- EXERCISE PROMPT
Without the images, output each record below as it stands.

- SUPPLIED RECORDS
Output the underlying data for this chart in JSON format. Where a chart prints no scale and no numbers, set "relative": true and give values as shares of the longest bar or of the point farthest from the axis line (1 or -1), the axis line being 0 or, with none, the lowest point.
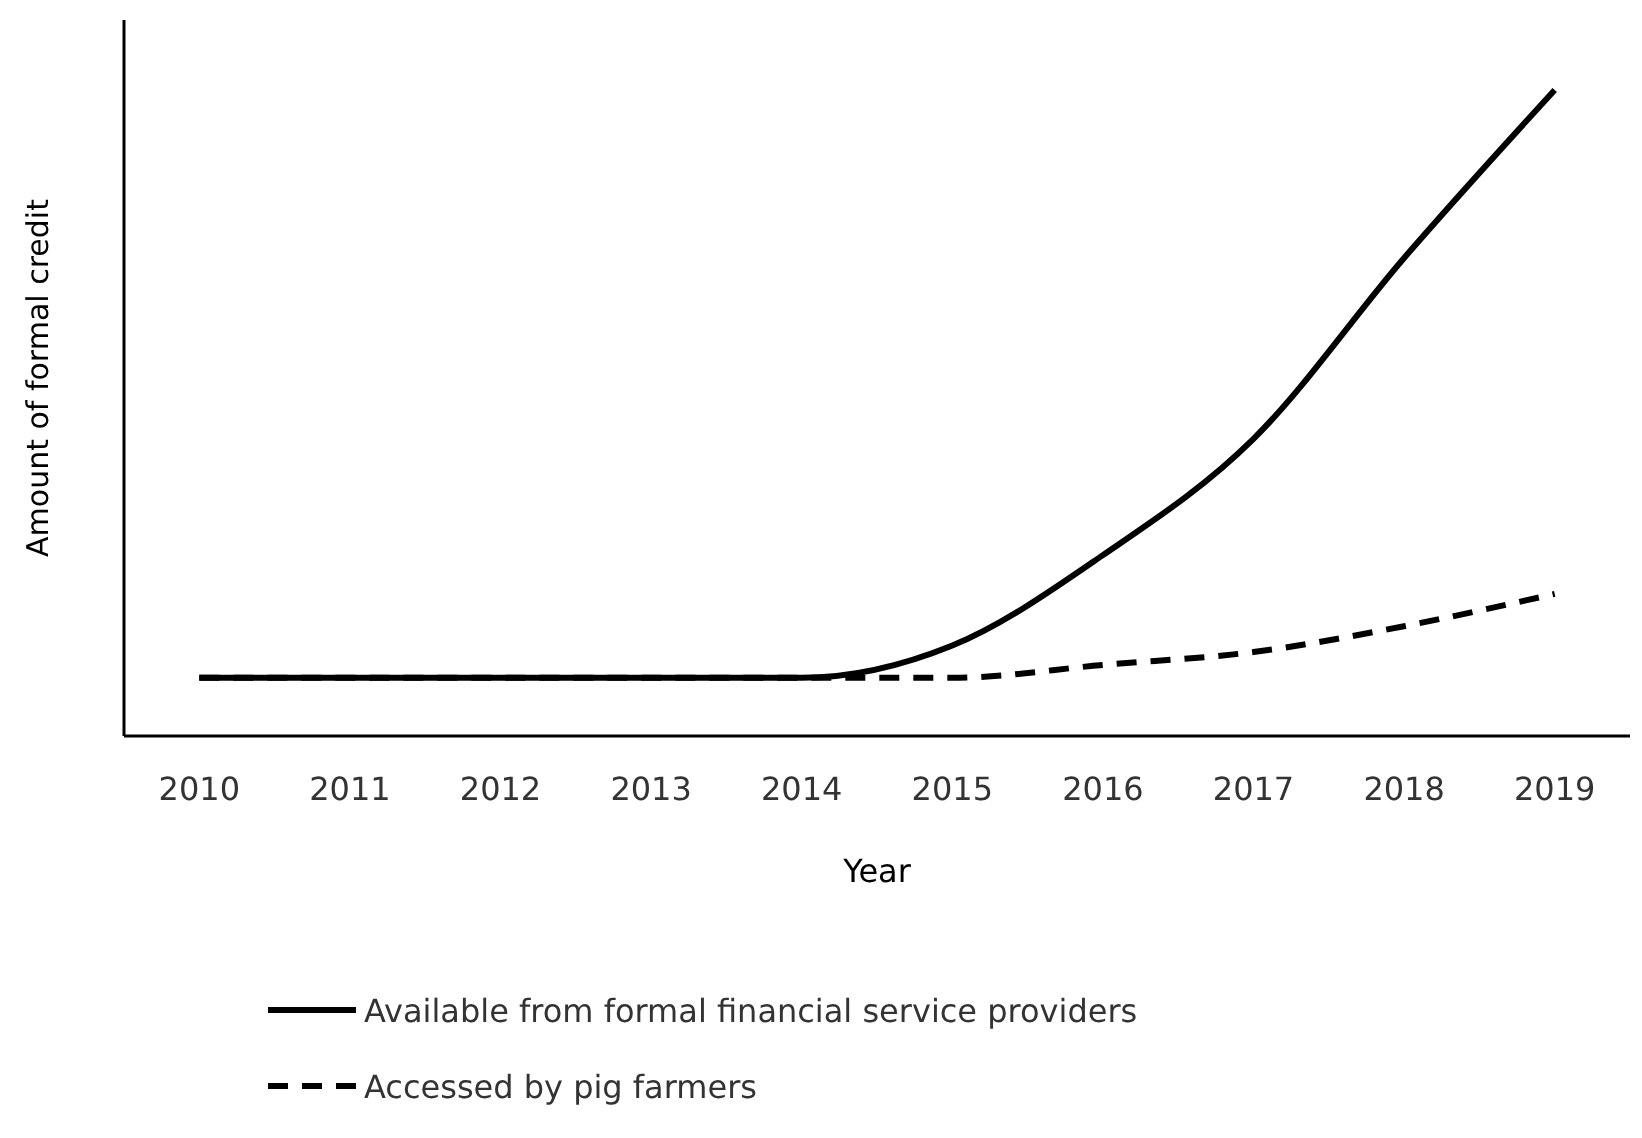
{
  "chart_data": {
    "type": "line",
    "relative": true,
    "xlabel": "Year",
    "ylabel": "Amount of formal credit",
    "categories": [
      "2010",
      "2011",
      "2012",
      "2013",
      "2014",
      "2015",
      "2016",
      "2017",
      "2018",
      "2019"
    ],
    "legend": "bottom",
    "marker": "none",
    "series": [
      {
        "name": "Available from formal financial service providers",
        "color": "#000000",
        "line_style": "solid",
        "values": [
          0.09,
          0.09,
          0.09,
          0.09,
          0.09,
          0.14,
          0.28,
          0.46,
          0.74,
          1
        ]
      },
      {
        "name": "Accessed by pig farmers",
        "color": "#000000",
        "line_style": "dashed",
        "values": [
          0.09,
          0.09,
          0.09,
          0.09,
          0.09,
          0.09,
          0.11,
          0.13,
          0.17,
          0.22
        ]
      }
    ]
  }
}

- RESPONSE TO THE EXERCISE
Output the underlying data for this chart in JSON format. Where a chart prints no scale and no numbers, set "relative": true and give values as shares of the longest bar or of the point farthest from the axis line (1 or -1), the axis line being 0 or, with none, the lowest point.
{
  "chart_data": {
    "type": "line",
    "relative": true,
    "xlabel": "Year",
    "ylabel": "Amount of formal credit",
    "categories": [
      "2010",
      "2011",
      "2012",
      "2013",
      "2014",
      "2015",
      "2016",
      "2017",
      "2018",
      "2019"
    ],
    "legend": "bottom",
    "marker": "none",
    "series": [
      {
        "name": "Available from formal financial service providers",
        "color": "#000000",
        "line_style": "solid",
        "values": [
          0.09,
          0.09,
          0.09,
          0.09,
          0.09,
          0.14,
          0.28,
          0.46,
          0.74,
          1
        ]
      },
      {
        "name": "Accessed by pig farmers",
        "color": "#000000",
        "line_style": "dashed",
        "values": [
          0.09,
          0.09,
          0.09,
          0.09,
          0.09,
          0.09,
          0.11,
          0.13,
          0.17,
          0.22
        ]
      }
    ]
  }
}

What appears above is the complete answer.